Your task:
Copy each of the following rows word for word, keeping every character and number unchanged.

Source material:
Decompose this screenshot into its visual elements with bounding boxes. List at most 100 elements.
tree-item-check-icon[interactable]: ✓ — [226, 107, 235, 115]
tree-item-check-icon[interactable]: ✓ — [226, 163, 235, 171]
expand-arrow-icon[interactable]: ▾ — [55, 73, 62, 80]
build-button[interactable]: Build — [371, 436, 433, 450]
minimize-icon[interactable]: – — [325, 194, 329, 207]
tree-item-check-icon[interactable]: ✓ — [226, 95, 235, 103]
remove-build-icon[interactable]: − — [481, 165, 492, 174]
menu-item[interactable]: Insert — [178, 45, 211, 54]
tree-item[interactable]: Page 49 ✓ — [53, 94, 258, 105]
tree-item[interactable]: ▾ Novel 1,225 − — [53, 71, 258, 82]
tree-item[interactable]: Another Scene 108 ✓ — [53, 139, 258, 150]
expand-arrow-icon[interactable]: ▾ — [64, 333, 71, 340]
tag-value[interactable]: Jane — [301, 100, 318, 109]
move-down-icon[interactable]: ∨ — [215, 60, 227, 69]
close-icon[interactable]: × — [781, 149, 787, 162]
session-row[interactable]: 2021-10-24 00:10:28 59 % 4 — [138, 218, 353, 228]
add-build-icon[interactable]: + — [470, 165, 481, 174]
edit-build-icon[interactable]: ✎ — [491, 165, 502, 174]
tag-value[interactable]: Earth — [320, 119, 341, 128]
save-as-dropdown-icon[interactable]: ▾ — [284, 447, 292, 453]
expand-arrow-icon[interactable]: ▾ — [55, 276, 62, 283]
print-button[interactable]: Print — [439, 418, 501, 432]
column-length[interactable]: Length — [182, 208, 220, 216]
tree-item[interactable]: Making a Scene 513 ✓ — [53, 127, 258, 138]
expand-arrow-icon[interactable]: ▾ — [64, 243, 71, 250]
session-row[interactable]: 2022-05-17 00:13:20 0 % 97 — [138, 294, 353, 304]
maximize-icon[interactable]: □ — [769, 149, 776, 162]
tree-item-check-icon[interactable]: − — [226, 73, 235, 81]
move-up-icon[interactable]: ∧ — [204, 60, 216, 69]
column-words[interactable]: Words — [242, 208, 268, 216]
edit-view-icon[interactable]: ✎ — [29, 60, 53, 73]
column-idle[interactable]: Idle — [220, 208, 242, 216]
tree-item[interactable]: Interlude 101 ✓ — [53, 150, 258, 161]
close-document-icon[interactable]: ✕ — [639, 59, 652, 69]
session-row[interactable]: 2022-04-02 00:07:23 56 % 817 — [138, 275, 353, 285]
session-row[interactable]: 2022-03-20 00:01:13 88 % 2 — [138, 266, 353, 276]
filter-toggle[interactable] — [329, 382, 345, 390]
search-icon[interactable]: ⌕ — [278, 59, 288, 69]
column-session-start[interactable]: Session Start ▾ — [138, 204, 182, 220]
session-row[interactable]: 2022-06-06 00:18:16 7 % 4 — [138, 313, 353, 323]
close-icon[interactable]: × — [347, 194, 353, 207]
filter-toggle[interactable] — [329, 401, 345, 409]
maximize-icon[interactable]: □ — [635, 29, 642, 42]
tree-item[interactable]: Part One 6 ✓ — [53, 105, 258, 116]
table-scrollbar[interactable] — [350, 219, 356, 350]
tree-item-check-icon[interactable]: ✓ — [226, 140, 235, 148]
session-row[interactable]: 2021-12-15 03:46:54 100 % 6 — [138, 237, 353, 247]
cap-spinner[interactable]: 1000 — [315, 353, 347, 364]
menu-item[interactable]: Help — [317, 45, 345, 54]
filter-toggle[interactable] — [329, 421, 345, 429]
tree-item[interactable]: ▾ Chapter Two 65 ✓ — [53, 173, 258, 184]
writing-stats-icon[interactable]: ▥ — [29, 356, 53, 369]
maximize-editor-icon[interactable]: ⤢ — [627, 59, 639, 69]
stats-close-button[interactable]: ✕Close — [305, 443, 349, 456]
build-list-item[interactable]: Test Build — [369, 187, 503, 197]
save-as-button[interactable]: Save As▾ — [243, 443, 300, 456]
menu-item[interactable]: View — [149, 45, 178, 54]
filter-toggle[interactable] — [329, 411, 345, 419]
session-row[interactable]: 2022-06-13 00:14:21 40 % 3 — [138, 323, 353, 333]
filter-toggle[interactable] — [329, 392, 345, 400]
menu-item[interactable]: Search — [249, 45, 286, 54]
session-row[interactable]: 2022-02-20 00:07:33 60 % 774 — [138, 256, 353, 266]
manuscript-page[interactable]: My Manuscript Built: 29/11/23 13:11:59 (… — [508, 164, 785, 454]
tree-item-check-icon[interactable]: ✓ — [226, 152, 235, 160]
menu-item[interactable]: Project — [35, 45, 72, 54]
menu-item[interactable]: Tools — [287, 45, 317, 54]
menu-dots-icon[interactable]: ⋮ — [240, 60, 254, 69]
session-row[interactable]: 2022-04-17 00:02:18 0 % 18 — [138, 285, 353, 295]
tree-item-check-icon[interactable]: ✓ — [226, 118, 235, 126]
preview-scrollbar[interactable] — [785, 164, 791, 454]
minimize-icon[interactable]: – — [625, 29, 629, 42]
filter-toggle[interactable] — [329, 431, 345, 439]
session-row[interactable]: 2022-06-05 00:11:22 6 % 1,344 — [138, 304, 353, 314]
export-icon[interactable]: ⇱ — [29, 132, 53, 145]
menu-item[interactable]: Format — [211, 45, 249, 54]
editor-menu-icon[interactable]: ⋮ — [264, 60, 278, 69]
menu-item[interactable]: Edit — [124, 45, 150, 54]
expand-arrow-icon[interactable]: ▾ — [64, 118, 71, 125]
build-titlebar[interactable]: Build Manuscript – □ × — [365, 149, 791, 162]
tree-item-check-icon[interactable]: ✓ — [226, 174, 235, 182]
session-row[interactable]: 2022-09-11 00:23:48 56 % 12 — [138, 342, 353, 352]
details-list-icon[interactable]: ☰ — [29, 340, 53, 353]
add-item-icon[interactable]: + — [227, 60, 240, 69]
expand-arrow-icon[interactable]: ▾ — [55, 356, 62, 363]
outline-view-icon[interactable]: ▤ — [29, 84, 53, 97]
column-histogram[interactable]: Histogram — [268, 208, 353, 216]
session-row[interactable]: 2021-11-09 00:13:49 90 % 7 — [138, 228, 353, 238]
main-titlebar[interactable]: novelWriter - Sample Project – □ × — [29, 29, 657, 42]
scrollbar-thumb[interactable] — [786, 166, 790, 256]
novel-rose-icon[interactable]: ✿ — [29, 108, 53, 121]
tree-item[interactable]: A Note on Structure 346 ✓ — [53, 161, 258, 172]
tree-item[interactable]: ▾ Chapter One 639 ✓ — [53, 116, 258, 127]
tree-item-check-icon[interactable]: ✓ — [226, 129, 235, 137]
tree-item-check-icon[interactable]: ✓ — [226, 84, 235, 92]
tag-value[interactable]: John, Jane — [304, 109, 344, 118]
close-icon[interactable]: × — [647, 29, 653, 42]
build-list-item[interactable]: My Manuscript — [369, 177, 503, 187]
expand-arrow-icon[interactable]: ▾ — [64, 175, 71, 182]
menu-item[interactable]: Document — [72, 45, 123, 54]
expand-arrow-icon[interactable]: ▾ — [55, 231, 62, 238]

Output of the task:
Decompose this screenshot into its visual elements with bounding boxes. List at most 100 elements.
tree-item-check-icon[interactable]: ✓ — [226, 107, 235, 115]
tree-item-check-icon[interactable]: ✓ — [226, 163, 235, 171]
expand-arrow-icon[interactable]: ▾ — [55, 73, 62, 80]
build-button[interactable]: Build — [371, 436, 433, 450]
minimize-icon[interactable]: – — [325, 194, 329, 207]
tree-item-check-icon[interactable]: ✓ — [226, 95, 235, 103]
remove-build-icon[interactable]: − — [481, 165, 492, 174]
menu-item[interactable]: Insert — [178, 45, 211, 54]
tree-item[interactable]: Page 49 ✓ — [53, 94, 258, 105]
tree-item[interactable]: ▾ Novel 1,225 − — [53, 71, 258, 82]
tree-item[interactable]: Another Scene 108 ✓ — [53, 139, 258, 150]
expand-arrow-icon[interactable]: ▾ — [64, 333, 71, 340]
tag-value[interactable]: Jane — [301, 100, 318, 109]
move-down-icon[interactable]: ∨ — [215, 60, 227, 69]
close-icon[interactable]: × — [781, 149, 787, 162]
session-row[interactable]: 2021-10-24 00:10:28 59 % 4 — [138, 218, 353, 228]
add-build-icon[interactable]: + — [470, 165, 481, 174]
edit-build-icon[interactable]: ✎ — [491, 165, 502, 174]
tag-value[interactable]: Earth — [320, 119, 341, 128]
save-as-dropdown-icon[interactable]: ▾ — [284, 447, 292, 453]
expand-arrow-icon[interactable]: ▾ — [55, 276, 62, 283]
print-button[interactable]: Print — [439, 418, 501, 432]
column-length[interactable]: Length — [182, 208, 220, 216]
tree-item[interactable]: Making a Scene 513 ✓ — [53, 127, 258, 138]
expand-arrow-icon[interactable]: ▾ — [64, 243, 71, 250]
session-row[interactable]: 2022-05-17 00:13:20 0 % 97 — [138, 294, 353, 304]
maximize-icon[interactable]: □ — [769, 149, 776, 162]
tree-item-check-icon[interactable]: − — [226, 73, 235, 81]
move-up-icon[interactable]: ∧ — [204, 60, 216, 69]
column-words[interactable]: Words — [242, 208, 268, 216]
edit-view-icon[interactable]: ✎ — [29, 60, 53, 73]
column-idle[interactable]: Idle — [220, 208, 242, 216]
tree-item[interactable]: Interlude 101 ✓ — [53, 150, 258, 161]
close-document-icon[interactable]: ✕ — [639, 59, 652, 69]
session-row[interactable]: 2022-04-02 00:07:23 56 % 817 — [138, 275, 353, 285]
session-row[interactable]: 2022-03-20 00:01:13 88 % 2 — [138, 266, 353, 276]
filter-toggle[interactable] — [329, 382, 345, 390]
search-icon[interactable]: ⌕ — [278, 59, 288, 69]
column-session-start[interactable]: Session Start ▾ — [138, 204, 182, 220]
session-row[interactable]: 2022-06-06 00:18:16 7 % 4 — [138, 313, 353, 323]
close-icon[interactable]: × — [347, 194, 353, 207]
filter-toggle[interactable] — [329, 401, 345, 409]
maximize-icon[interactable]: □ — [635, 29, 642, 42]
tree-item[interactable]: Part One 6 ✓ — [53, 105, 258, 116]
table-scrollbar[interactable] — [350, 219, 356, 350]
tree-item-check-icon[interactable]: ✓ — [226, 140, 235, 148]
session-row[interactable]: 2021-12-15 03:46:54 100 % 6 — [138, 237, 353, 247]
cap-spinner[interactable]: 1000 — [315, 353, 347, 364]
menu-item[interactable]: Help — [317, 45, 345, 54]
filter-toggle[interactable] — [329, 421, 345, 429]
tree-item[interactable]: ▾ Chapter Two 65 ✓ — [53, 173, 258, 184]
writing-stats-icon[interactable]: ▥ — [29, 356, 53, 369]
maximize-editor-icon[interactable]: ⤢ — [627, 59, 639, 69]
stats-close-button[interactable]: ✕Close — [305, 443, 349, 456]
build-list-item[interactable]: Test Build — [369, 187, 503, 197]
save-as-button[interactable]: Save As▾ — [243, 443, 300, 456]
menu-item[interactable]: View — [149, 45, 178, 54]
filter-toggle[interactable] — [329, 411, 345, 419]
session-row[interactable]: 2022-06-13 00:14:21 40 % 3 — [138, 323, 353, 333]
filter-toggle[interactable] — [329, 392, 345, 400]
menu-item[interactable]: Search — [249, 45, 286, 54]
session-row[interactable]: 2022-02-20 00:07:33 60 % 774 — [138, 256, 353, 266]
manuscript-page[interactable]: My Manuscript Built: 29/11/23 13:11:59 (… — [508, 164, 785, 454]
tree-item-check-icon[interactable]: ✓ — [226, 152, 235, 160]
menu-item[interactable]: Project — [35, 45, 72, 54]
menu-item[interactable]: Tools — [287, 45, 317, 54]
menu-dots-icon[interactable]: ⋮ — [240, 60, 254, 69]
session-row[interactable]: 2022-04-17 00:02:18 0 % 18 — [138, 285, 353, 295]
tree-item-check-icon[interactable]: ✓ — [226, 118, 235, 126]
preview-scrollbar[interactable] — [785, 164, 791, 454]
minimize-icon[interactable]: – — [625, 29, 629, 42]
filter-toggle[interactable] — [329, 431, 345, 439]
session-row[interactable]: 2022-06-05 00:11:22 6 % 1,344 — [138, 304, 353, 314]
export-icon[interactable]: ⇱ — [29, 132, 53, 145]
menu-item[interactable]: Format — [211, 45, 249, 54]
editor-menu-icon[interactable]: ⋮ — [264, 60, 278, 69]
menu-item[interactable]: Edit — [124, 45, 150, 54]
expand-arrow-icon[interactable]: ▾ — [64, 118, 71, 125]
build-titlebar[interactable]: Build Manuscript – □ × — [365, 149, 791, 162]
tree-item-check-icon[interactable]: ✓ — [226, 174, 235, 182]
session-row[interactable]: 2022-09-11 00:23:48 56 % 12 — [138, 342, 353, 352]
details-list-icon[interactable]: ☰ — [29, 340, 53, 353]
add-item-icon[interactable]: + — [227, 60, 240, 69]
expand-arrow-icon[interactable]: ▾ — [55, 356, 62, 363]
outline-view-icon[interactable]: ▤ — [29, 84, 53, 97]
column-histogram[interactable]: Histogram — [268, 208, 353, 216]
session-row[interactable]: 2021-11-09 00:13:49 90 % 7 — [138, 228, 353, 238]
main-titlebar[interactable]: novelWriter - Sample Project – □ × — [29, 29, 657, 42]
scrollbar-thumb[interactable] — [786, 166, 790, 256]
novel-rose-icon[interactable]: ✿ — [29, 108, 53, 121]
tree-item[interactable]: A Note on Structure 346 ✓ — [53, 161, 258, 172]
tree-item[interactable]: ▾ Chapter One 639 ✓ — [53, 116, 258, 127]
tree-item-check-icon[interactable]: ✓ — [226, 129, 235, 137]
tree-item-check-icon[interactable]: ✓ — [226, 84, 235, 92]
tag-value[interactable]: John, Jane — [304, 109, 344, 118]
close-icon[interactable]: × — [647, 29, 653, 42]
build-list-item[interactable]: My Manuscript — [369, 177, 503, 187]
expand-arrow-icon[interactable]: ▾ — [64, 175, 71, 182]
menu-item[interactable]: Document — [72, 45, 123, 54]
expand-arrow-icon[interactable]: ▾ — [55, 231, 62, 238]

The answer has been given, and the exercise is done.